• [Data rows]:
━━━━━━━━

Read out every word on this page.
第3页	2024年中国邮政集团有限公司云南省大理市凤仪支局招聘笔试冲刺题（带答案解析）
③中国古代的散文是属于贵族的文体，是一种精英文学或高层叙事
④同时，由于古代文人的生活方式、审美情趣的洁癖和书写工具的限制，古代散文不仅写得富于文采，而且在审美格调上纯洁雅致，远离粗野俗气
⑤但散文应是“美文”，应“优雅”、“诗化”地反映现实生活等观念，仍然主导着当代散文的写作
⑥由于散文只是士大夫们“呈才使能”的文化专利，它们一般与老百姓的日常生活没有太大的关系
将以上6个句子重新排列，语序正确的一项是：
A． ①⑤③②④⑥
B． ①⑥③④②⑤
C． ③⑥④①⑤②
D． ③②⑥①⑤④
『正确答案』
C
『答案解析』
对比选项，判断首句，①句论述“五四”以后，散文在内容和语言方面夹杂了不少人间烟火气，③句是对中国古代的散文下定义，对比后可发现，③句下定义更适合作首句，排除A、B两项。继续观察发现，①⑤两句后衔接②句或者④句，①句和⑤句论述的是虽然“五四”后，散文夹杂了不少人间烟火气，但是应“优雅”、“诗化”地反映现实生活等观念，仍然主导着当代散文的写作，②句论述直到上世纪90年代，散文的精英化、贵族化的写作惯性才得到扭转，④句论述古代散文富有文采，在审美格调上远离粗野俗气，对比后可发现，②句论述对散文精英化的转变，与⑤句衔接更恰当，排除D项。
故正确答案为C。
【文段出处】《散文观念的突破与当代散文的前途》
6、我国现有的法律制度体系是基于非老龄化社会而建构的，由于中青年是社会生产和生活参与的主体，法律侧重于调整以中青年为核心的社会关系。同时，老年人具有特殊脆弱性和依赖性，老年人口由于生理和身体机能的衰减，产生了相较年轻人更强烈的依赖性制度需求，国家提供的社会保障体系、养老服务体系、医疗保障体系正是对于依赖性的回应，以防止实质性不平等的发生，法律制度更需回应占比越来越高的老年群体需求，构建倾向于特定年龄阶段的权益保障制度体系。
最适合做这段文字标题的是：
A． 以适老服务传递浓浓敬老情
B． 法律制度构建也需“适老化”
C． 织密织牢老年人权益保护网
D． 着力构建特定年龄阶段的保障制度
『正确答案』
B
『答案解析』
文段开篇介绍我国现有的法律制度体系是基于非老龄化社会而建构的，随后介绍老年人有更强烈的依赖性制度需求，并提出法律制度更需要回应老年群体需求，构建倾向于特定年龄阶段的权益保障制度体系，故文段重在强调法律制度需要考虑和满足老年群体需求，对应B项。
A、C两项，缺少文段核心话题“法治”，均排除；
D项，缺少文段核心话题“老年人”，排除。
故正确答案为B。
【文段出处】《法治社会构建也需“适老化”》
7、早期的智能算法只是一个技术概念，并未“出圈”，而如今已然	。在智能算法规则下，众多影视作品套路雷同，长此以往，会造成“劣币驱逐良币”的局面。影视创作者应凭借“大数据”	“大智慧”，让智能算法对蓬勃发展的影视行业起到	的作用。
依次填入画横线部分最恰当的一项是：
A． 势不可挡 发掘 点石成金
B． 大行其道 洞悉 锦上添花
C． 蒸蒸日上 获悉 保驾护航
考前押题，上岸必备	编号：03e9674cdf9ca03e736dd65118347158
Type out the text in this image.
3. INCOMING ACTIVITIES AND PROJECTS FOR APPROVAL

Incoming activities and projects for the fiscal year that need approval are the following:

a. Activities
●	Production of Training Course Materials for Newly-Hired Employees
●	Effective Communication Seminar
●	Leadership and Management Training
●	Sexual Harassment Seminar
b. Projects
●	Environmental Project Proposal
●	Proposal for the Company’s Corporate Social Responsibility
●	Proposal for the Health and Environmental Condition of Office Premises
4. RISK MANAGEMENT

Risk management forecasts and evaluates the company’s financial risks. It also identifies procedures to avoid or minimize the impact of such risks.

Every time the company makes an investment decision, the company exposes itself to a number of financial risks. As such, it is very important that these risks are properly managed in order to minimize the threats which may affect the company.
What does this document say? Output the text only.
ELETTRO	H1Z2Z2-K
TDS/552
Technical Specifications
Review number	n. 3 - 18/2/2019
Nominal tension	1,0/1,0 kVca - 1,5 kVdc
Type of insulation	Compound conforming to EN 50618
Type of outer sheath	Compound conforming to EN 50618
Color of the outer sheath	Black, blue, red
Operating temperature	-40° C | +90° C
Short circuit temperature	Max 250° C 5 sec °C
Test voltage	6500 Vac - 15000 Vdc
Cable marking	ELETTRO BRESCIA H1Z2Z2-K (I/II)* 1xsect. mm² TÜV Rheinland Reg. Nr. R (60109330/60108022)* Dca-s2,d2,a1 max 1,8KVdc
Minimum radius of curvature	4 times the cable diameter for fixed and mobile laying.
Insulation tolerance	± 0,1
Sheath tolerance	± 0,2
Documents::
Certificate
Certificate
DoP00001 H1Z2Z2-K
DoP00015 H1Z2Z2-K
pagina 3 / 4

━━━━━━━━

• [What you will do]:
Without leaving anything out, give the entries again exactly.

• [Solution to the problem]:
Read out every word on this page.
第3页	2024年中国邮政集团有限公司云南省大理市凤仪支局招聘笔试冲刺题（带答案解析）
③中国古代的散文是属于贵族的文体，是一种精英文学或高层叙事
④同时，由于古代文人的生活方式、审美情趣的洁癖和书写工具的限制，古代散文不仅写得富于文采，而且在审美格调上纯洁雅致，远离粗野俗气
⑤但散文应是“美文”，应“优雅”、“诗化”地反映现实生活等观念，仍然主导着当代散文的写作
⑥由于散文只是士大夫们“呈才使能”的文化专利，它们一般与老百姓的日常生活没有太大的关系
将以上6个句子重新排列，语序正确的一项是：
A． ①⑤③②④⑥
B． ①⑥③④②⑤
C． ③⑥④①⑤②
D． ③②⑥①⑤④
『正确答案』
C
『答案解析』
对比选项，判断首句，①句论述“五四”以后，散文在内容和语言方面夹杂了不少人间烟火气，③句是对中国古代的散文下定义，对比后可发现，③句下定义更适合作首句，排除A、B两项。继续观察发现，①⑤两句后衔接②句或者④句，①句和⑤句论述的是虽然“五四”后，散文夹杂了不少人间烟火气，但是应“优雅”、“诗化”地反映现实生活等观念，仍然主导着当代散文的写作，②句论述直到上世纪90年代，散文的精英化、贵族化的写作惯性才得到扭转，④句论述古代散文富有文采，在审美格调上远离粗野俗气，对比后可发现，②句论述对散文精英化的转变，与⑤句衔接更恰当，排除D项。
故正确答案为C。
【文段出处】《散文观念的突破与当代散文的前途》
6、我国现有的法律制度体系是基于非老龄化社会而建构的，由于中青年是社会生产和生活参与的主体，法律侧重于调整以中青年为核心的社会关系。同时，老年人具有特殊脆弱性和依赖性，老年人口由于生理和身体机能的衰减，产生了相较年轻人更强烈的依赖性制度需求，国家提供的社会保障体系、养老服务体系、医疗保障体系正是对于依赖性的回应，以防止实质性不平等的发生，法律制度更需回应占比越来越高的老年群体需求，构建倾向于特定年龄阶段的权益保障制度体系。
最适合做这段文字标题的是：
A． 以适老服务传递浓浓敬老情
B． 法律制度构建也需“适老化”
C． 织密织牢老年人权益保护网
D． 着力构建特定年龄阶段的保障制度
『正确答案』
B
『答案解析』
文段开篇介绍我国现有的法律制度体系是基于非老龄化社会而建构的，随后介绍老年人有更强烈的依赖性制度需求，并提出法律制度更需要回应老年群体需求，构建倾向于特定年龄阶段的权益保障制度体系，故文段重在强调法律制度需要考虑和满足老年群体需求，对应B项。
A、C两项，缺少文段核心话题“法治”，均排除；
D项，缺少文段核心话题“老年人”，排除。
故正确答案为B。
【文段出处】《法治社会构建也需“适老化”》
7、早期的智能算法只是一个技术概念，并未“出圈”，而如今已然	。在智能算法规则下，众多影视作品套路雷同，长此以往，会造成“劣币驱逐良币”的局面。影视创作者应凭借“大数据”	“大智慧”，让智能算法对蓬勃发展的影视行业起到	的作用。
依次填入画横线部分最恰当的一项是：
A． 势不可挡 发掘 点石成金
B． 大行其道 洞悉 锦上添花
C． 蒸蒸日上 获悉 保驾护航
考前押题，上岸必备	编号：03e9674cdf9ca03e736dd65118347158
Type out the text in this image.
3. INCOMING ACTIVITIES AND PROJECTS FOR APPROVAL

Incoming activities and projects for the fiscal year that need approval are the following:

a. Activities
●	Production of Training Course Materials for Newly-Hired Employees
●	Effective Communication Seminar
●	Leadership and Management Training
●	Sexual Harassment Seminar
b. Projects
●	Environmental Project Proposal
●	Proposal for the Company’s Corporate Social Responsibility
●	Proposal for the Health and Environmental Condition of Office Premises
4. RISK MANAGEMENT

Risk management forecasts and evaluates the company’s financial risks. It also identifies procedures to avoid or minimize the impact of such risks.

Every time the company makes an investment decision, the company exposes itself to a number of financial risks. As such, it is very important that these risks are properly managed in order to minimize the threats which may affect the company.
What does this document say? Output the text only.
ELETTRO	H1Z2Z2-K
TDS/552
Technical Specifications
Review number	n. 3 - 18/2/2019
Nominal tension	1,0/1,0 kVca - 1,5 kVdc
Type of insulation	Compound conforming to EN 50618
Type of outer sheath	Compound conforming to EN 50618
Color of the outer sheath	Black, blue, red
Operating temperature	-40° C | +90° C
Short circuit temperature	Max 250° C 5 sec °C
Test voltage	6500 Vac - 15000 Vdc
Cable marking	ELETTRO BRESCIA H1Z2Z2-K (I/II)* 1xsect. mm² TÜV Rheinland Reg. Nr. R (60109330/60108022)* Dca-s2,d2,a1 max 1,8KVdc
Minimum radius of curvature	4 times the cable diameter for fixed and mobile laying.
Insulation tolerance	± 0,1
Sheath tolerance	± 0,2
Documents::
Certificate
Certificate
DoP00001 H1Z2Z2-K
DoP00015 H1Z2Z2-K
pagina 3 / 4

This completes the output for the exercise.